▶ [DOCUMENT PASSAGE]
□ □ □

| Home | E-Submission | Sitemap | Contact Us |  
Korean J Intern Med > Volume 11(2); 1996 > Article
Lee, Yang, Kim, Woo, Kim, Kim, Kim, and Choi: Identification of Glucocorticoid Response Element of the Rat TRH gene

Abstract

Objectives

It was suggested that glucocorticoid exerts cell-specific effects on thyrotropin-releasing hormone (TRH) gene expression at the transcriptional level. Althought there is no typical palindromic glucocorticoid response element (GRE) on the rat TRH gene promoter, a perfect GRE half-site is found between −205 bp and −211 bp. We investigated whether the segment between −242 bp and −200 bp of the rat TRH gene promoter is responsible for glucocorticoid response.

Methods

For the 5′ deletion study of the TRH gene, four differnt plasmid constructs, pTRH(−554/84), pTRH(−242/84), pTRH(−200/6), pTRH(−113/84) were used for transient transfection study. The plasmid pMAMneo-LUC was used as a positive control and pRSV-GR expression vector, as a co-transfection study. Transfection was performed by the modified calcium precipitation method with 2 μg of each lasmid on the HeLa cells.

□ □ □

▶ [RECORDS PROVIDED]
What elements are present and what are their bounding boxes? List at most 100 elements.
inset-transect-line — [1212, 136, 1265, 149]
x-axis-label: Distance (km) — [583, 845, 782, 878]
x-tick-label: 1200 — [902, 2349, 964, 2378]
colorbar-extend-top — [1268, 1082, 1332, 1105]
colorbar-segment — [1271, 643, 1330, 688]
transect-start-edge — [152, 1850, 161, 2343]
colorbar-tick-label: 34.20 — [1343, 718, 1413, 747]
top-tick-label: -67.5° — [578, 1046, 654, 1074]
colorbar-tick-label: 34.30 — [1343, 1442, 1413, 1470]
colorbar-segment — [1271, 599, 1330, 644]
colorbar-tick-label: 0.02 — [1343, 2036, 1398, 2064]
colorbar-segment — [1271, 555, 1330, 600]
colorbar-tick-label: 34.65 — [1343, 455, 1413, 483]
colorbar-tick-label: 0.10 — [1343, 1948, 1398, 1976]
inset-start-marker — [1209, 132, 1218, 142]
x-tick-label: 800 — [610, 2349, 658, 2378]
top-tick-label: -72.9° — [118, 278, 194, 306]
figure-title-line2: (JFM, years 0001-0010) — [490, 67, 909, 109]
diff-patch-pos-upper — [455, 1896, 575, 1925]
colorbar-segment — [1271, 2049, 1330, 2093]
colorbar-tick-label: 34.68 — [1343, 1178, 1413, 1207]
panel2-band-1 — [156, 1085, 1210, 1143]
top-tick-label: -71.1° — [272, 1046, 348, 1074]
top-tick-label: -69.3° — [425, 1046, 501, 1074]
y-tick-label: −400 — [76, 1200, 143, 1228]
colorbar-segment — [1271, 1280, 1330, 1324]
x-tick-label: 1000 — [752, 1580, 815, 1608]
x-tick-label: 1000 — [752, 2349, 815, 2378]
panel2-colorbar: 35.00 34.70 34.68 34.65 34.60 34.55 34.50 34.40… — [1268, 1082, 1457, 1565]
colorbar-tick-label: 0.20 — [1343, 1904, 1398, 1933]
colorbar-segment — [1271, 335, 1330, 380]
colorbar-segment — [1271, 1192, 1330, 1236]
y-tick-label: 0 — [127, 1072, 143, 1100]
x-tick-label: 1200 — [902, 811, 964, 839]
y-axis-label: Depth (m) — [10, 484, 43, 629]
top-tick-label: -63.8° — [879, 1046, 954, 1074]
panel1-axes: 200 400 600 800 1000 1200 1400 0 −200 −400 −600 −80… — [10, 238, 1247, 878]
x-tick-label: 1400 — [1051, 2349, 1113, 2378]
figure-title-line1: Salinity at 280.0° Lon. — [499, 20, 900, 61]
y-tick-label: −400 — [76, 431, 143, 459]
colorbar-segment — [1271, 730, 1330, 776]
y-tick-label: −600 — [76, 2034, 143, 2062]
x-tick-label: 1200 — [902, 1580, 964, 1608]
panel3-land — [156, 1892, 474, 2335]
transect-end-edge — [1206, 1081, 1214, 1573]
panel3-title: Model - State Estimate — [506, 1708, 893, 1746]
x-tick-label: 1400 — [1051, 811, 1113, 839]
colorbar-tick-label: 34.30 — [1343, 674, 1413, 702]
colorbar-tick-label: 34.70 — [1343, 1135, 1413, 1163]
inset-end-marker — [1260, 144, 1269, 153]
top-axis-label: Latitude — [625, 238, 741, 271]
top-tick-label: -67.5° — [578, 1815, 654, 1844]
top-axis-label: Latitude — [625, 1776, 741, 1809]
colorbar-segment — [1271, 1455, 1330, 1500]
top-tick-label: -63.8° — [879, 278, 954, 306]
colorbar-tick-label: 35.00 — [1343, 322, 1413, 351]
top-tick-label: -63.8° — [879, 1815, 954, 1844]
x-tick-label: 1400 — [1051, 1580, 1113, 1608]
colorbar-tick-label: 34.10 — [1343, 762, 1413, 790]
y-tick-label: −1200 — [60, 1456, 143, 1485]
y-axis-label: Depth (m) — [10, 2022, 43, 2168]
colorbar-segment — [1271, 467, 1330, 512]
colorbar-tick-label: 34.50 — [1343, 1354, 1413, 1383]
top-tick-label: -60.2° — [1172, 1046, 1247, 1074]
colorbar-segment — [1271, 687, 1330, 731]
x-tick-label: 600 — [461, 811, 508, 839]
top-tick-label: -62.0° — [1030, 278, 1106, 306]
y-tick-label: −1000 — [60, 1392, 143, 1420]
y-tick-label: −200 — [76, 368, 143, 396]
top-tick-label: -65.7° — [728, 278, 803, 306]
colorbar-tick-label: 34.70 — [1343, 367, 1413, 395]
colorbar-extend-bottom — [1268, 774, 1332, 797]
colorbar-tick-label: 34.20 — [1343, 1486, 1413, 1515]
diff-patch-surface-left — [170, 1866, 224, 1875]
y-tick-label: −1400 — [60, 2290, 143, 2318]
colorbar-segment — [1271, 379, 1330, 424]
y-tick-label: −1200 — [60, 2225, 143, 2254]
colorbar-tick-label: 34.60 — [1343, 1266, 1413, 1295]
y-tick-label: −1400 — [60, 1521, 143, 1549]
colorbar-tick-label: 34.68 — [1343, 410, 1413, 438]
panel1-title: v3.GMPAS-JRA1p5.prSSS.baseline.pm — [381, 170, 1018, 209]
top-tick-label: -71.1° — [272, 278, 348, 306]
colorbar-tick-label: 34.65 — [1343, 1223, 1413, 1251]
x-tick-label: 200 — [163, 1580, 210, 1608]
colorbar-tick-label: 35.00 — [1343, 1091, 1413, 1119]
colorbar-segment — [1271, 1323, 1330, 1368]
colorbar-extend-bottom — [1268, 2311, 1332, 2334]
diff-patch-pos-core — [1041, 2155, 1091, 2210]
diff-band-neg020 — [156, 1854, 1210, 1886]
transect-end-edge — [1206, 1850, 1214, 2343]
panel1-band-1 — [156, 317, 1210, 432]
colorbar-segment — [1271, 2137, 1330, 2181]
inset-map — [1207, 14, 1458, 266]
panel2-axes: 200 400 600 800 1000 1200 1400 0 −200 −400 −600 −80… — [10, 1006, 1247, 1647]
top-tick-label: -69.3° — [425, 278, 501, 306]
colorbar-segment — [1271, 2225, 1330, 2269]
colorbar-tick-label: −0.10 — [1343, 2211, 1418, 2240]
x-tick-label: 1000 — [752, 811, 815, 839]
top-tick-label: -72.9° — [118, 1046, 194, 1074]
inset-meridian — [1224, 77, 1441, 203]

□ □ □

▶ [ACTIVITY LIST]
1/ Decide whether each statement agrees with the TRH gene abstract, answering yes or no and quoting the words of the abstract that settle it: (a) The rat TRH gene promoter contains a typical palindromic GRE. (b) A perfect GRE half-site lies between −205 bp and −211 bp. (c) The plasmid pMAMneo-LUC served as a positive control.
2/ Carry on the TRH gene abstract from the end of its Methods section.
Nothing in the lines is needed for this work.

▶ [REPLIES]
1/
(a) No: "there is no typical palindromic glucocorticoid response element (GRE) on the rat TRH gene promoter"
(b) Yes: "a perfect GRE half-site is found between −205 bp and −211 bp"
(c) Yes: "The plasmid pMAMneo-LUC was used as a positive control"

2/
Results

Dexamethasone (DEX) stimulated the transcriptional activity of pTRH(−554/84)-LUC and pTRH(−242/84)-LUC by approximately 3.2 fold at 10−8 M and 5.4 fold at 10−6 M. On the contrary, deletion of the region between −242 to −200 bp reduced the basal transcriptional activity by 90% and also completely abolished the DEX-induced transcriptional activation of the luciferase gene. The DEX-induced transcriptional activation of pTRH(−242/84)-LUC was in dose-dependent manner. While the co-transfection of glucocorticoid receptor expression vector (pRSV-GR) did not increase the basal transcriptional activity of pMAMneo-LUC, it increased the basal transcription of pTRH(−242/84)-LUC by 1.8 fold. The pRSV-GR co-transfection and DEX tratment further increased the transcription of pTRH(−242/84)-LUC by 2–4 fold at the concentration of 10−8 M.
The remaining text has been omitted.